* Begin DATA ROWS *

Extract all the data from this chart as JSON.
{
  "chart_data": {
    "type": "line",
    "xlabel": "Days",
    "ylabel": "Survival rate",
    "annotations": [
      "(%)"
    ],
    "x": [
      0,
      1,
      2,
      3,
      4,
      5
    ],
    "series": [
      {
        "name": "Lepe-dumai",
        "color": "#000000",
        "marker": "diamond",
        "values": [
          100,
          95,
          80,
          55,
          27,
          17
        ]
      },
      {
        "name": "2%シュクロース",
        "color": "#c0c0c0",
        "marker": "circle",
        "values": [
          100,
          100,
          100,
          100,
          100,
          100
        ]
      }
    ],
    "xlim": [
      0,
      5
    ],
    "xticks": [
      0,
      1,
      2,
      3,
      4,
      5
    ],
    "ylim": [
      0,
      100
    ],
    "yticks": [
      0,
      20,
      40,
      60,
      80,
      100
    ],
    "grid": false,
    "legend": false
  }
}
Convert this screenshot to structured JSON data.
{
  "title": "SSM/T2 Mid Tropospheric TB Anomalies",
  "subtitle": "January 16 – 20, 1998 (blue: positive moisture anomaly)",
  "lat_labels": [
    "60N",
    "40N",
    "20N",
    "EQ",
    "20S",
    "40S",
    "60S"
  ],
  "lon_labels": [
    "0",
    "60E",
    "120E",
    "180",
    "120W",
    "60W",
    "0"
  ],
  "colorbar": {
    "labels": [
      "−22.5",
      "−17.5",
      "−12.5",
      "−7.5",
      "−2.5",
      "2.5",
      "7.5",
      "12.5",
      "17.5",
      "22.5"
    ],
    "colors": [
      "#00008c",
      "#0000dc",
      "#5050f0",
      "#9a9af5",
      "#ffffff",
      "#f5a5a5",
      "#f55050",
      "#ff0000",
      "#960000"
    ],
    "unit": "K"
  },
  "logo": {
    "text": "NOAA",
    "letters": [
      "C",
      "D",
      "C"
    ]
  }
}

* End DATA ROWS *

Quote all the records. Keep every word exact.

Extract all the data from this chart as JSON.
{
  "chart_data": {
    "type": "line",
    "xlabel": "Days",
    "ylabel": "Survival rate",
    "annotations": [
      "(%)"
    ],
    "x": [
      0,
      1,
      2,
      3,
      4,
      5
    ],
    "series": [
      {
        "name": "Lepe-dumai",
        "color": "#000000",
        "marker": "diamond",
        "values": [
          100,
          95,
          80,
          55,
          27,
          17
        ]
      },
      {
        "name": "2%シュクロース",
        "color": "#c0c0c0",
        "marker": "circle",
        "values": [
          100,
          100,
          100,
          100,
          100,
          100
        ]
      }
    ],
    "xlim": [
      0,
      5
    ],
    "xticks": [
      0,
      1,
      2,
      3,
      4,
      5
    ],
    "ylim": [
      0,
      100
    ],
    "yticks": [
      0,
      20,
      40,
      60,
      80,
      100
    ],
    "grid": false,
    "legend": false
  }
}
Convert this screenshot to structured JSON data.
{
  "title": "SSM/T2 Mid Tropospheric TB Anomalies",
  "subtitle": "January 16 – 20, 1998 (blue: positive moisture anomaly)",
  "lat_labels": [
    "60N",
    "40N",
    "20N",
    "EQ",
    "20S",
    "40S",
    "60S"
  ],
  "lon_labels": [
    "0",
    "60E",
    "120E",
    "180",
    "120W",
    "60W",
    "0"
  ],
  "colorbar": {
    "labels": [
      "−22.5",
      "−17.5",
      "−12.5",
      "−7.5",
      "−2.5",
      "2.5",
      "7.5",
      "12.5",
      "17.5",
      "22.5"
    ],
    "colors": [
      "#00008c",
      "#0000dc",
      "#5050f0",
      "#9a9af5",
      "#ffffff",
      "#f5a5a5",
      "#f55050",
      "#ff0000",
      "#960000"
    ],
    "unit": "K"
  },
  "logo": {
    "text": "NOAA",
    "letters": [
      "C",
      "D",
      "C"
    ]
  }
}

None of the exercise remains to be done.